[LISTING start]

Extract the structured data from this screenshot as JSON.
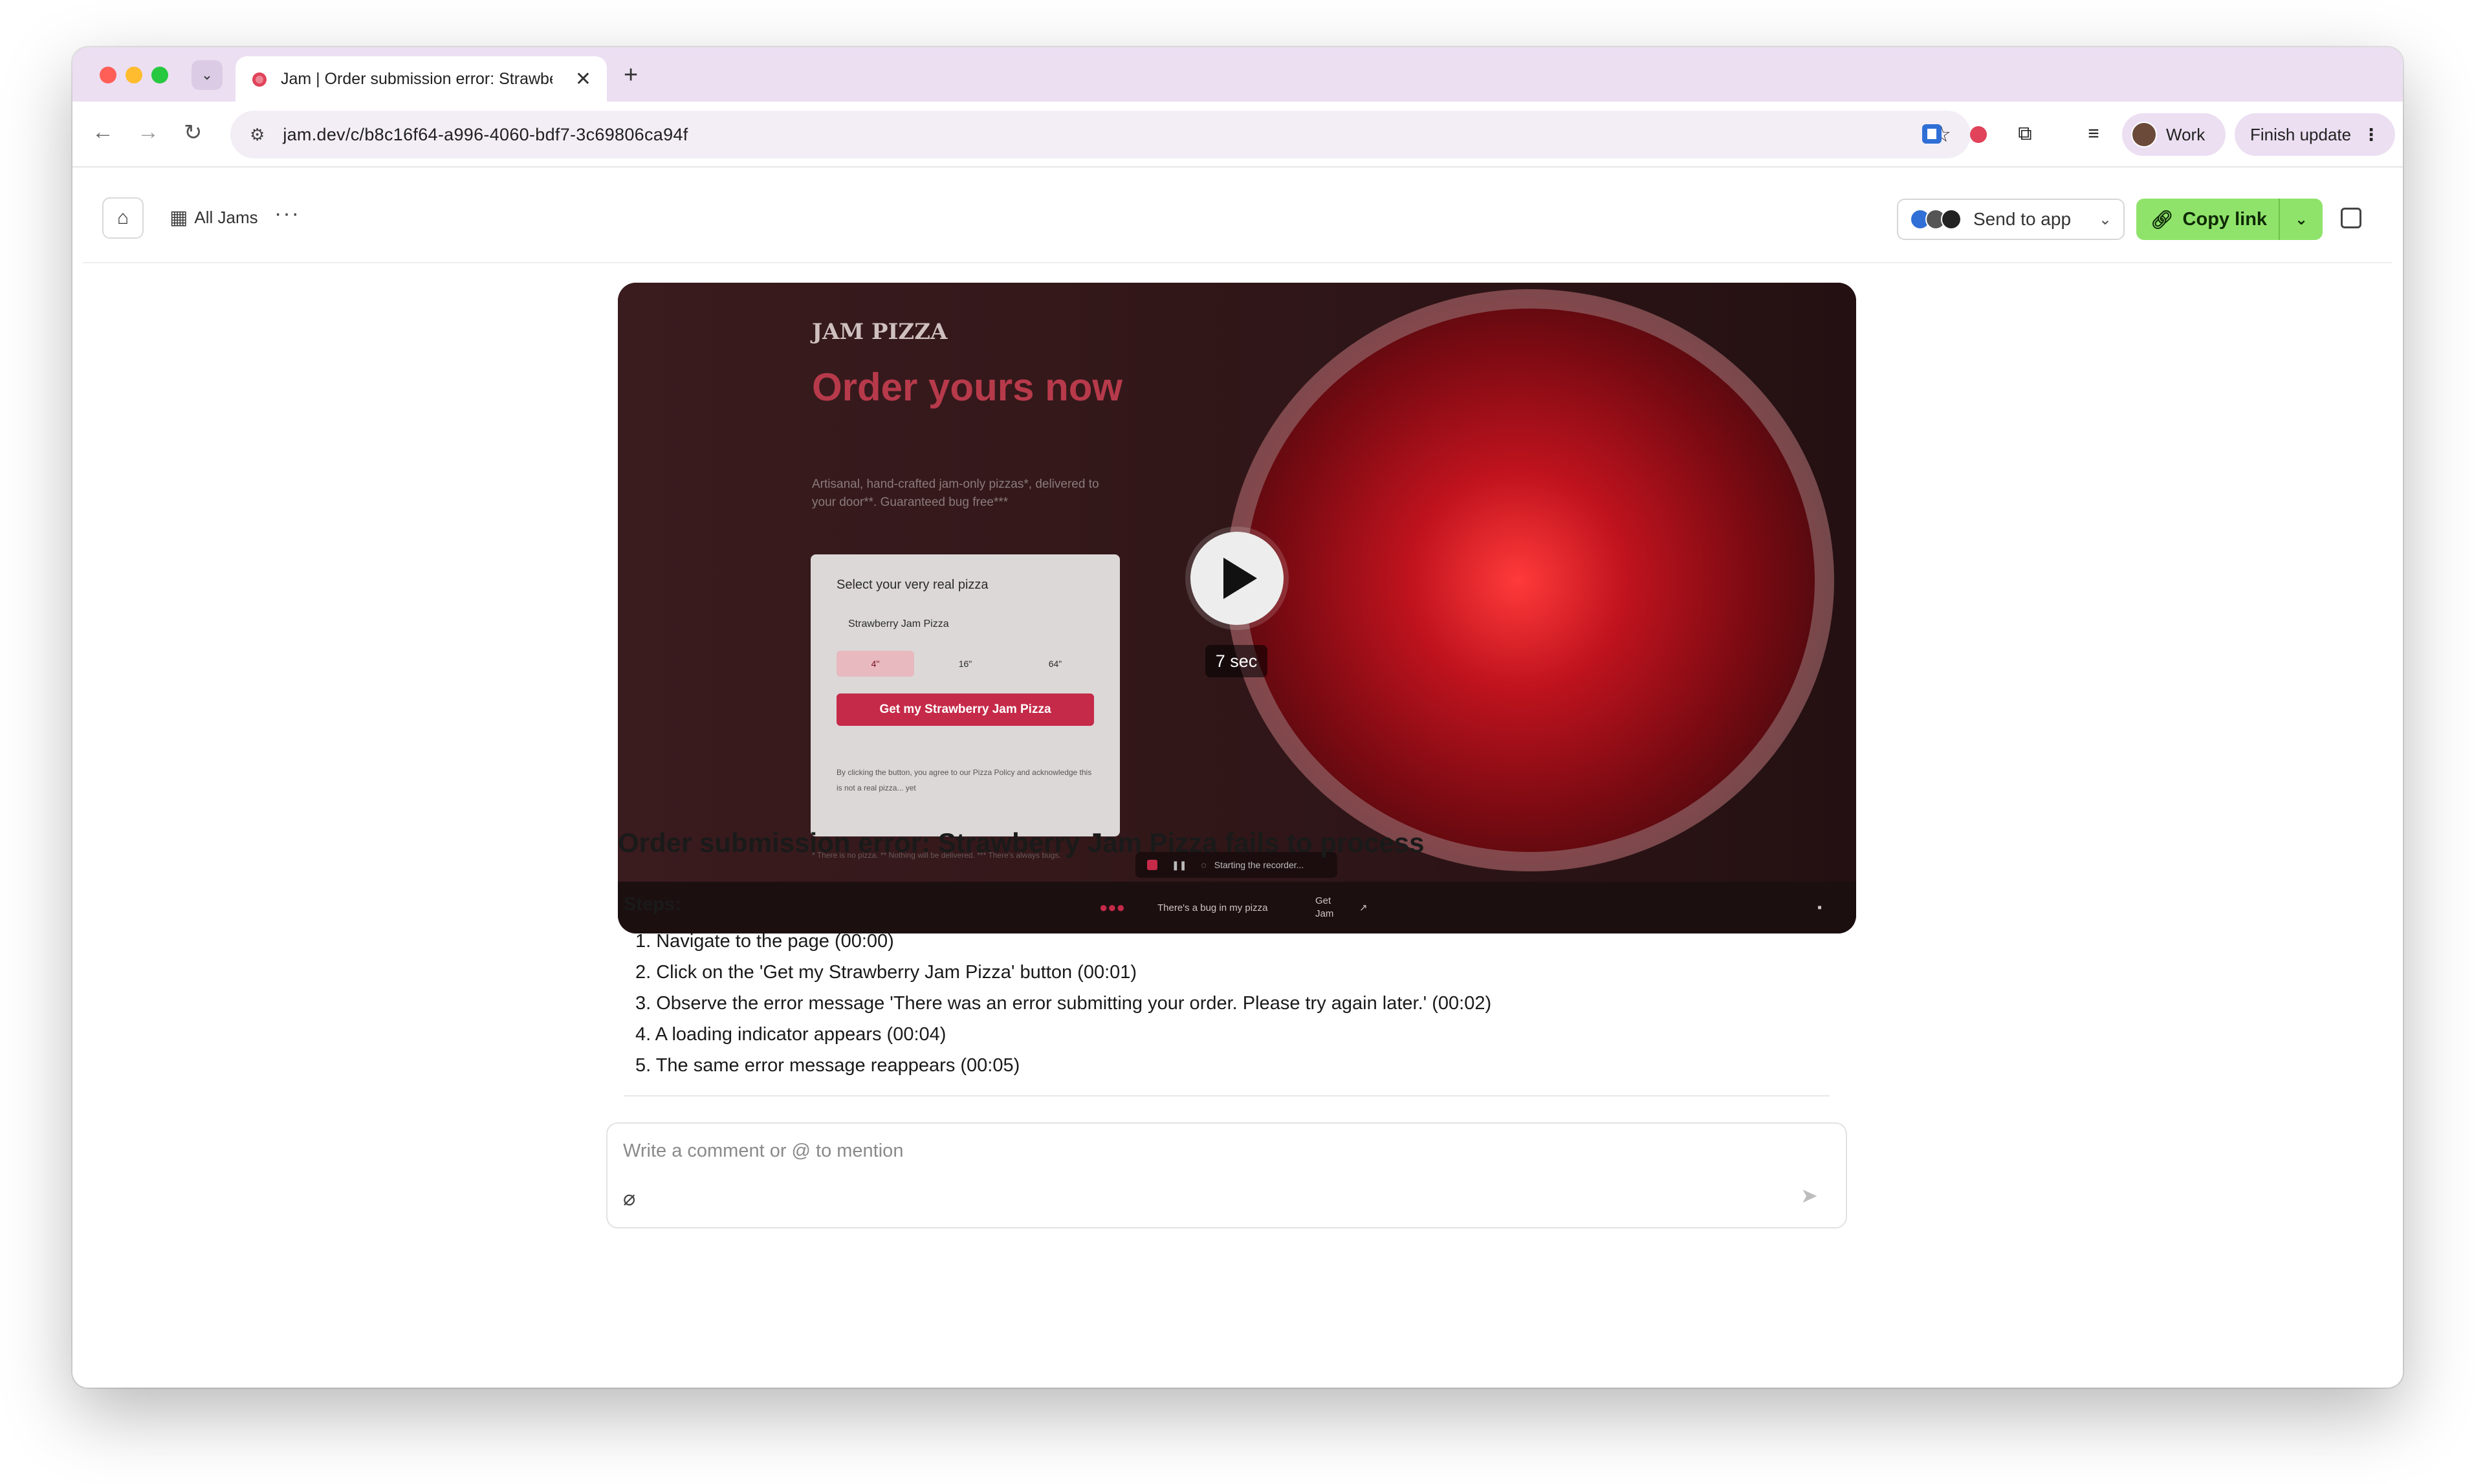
{
  "browser": {
    "tab": {
      "title": "Jam | Order submission error: Strawberry Jam Pizza fails to process",
      "close": "✕"
    },
    "new_tab": "+",
    "url": "jam.dev/c/b8c16f64-a996-4060-bdf7-3c69806ca94f",
    "profile": "Work",
    "finish_update": "Finish update",
    "colors": {
      "tabstrip": "#ecdff2",
      "accent_green": "#8fe36b"
    }
  },
  "header": {
    "all_jams": "All Jams",
    "send_to_app": "Send to app",
    "copy_link": "Copy link"
  },
  "video": {
    "duration": "7 sec",
    "preview": {
      "logo": "JAM PIZZA",
      "headline": "Order yours now",
      "subline": "Artisanal, hand-crafted jam-only pizzas*, delivered to your door**. Guaranteed bug free***",
      "form_title": "Select your very real pizza",
      "select_value": "Strawberry Jam Pizza",
      "sizes": [
        "4\"",
        "16\"",
        "64\""
      ],
      "cta": "Get my Strawberry Jam Pizza",
      "legal": "By clicking the button, you agree to our Pizza Policy and acknowledge this is not a real pizza... yet",
      "footnote": "* There is no pizza. ** Nothing will be delivered. *** There's always bugs.",
      "recorder_status": "Starting the recorder..."
    },
    "bar": {
      "text": "There's a bug in my pizza",
      "get_jam": "Get Jam"
    }
  },
  "issue": {
    "title": "Order submission error: Strawberry Jam Pizza fails to process",
    "steps_label": "Steps:",
    "steps": [
      "1. Navigate to the page (00:00)",
      "2. Click on the 'Get my Strawberry Jam Pizza' button (00:01)",
      "3. Observe the error message 'There was an error submitting your order. Please try again later.' (00:02)",
      "4. A loading indicator appears (00:04)",
      "5. The same error message reappears (00:05)"
    ]
  },
  "comment": {
    "placeholder": "Write a comment or @ to mention"
  }
}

[LISTING end]

» WHAT IS EXPECTED:
Select every line in the records above that contains the word "fails".

» CORRECT ANSWER:
      "title": "Jam | Order submission error: Strawberry Jam Pizza fails to process",
    "title": "Order submission error: Strawberry Jam Pizza fails to process",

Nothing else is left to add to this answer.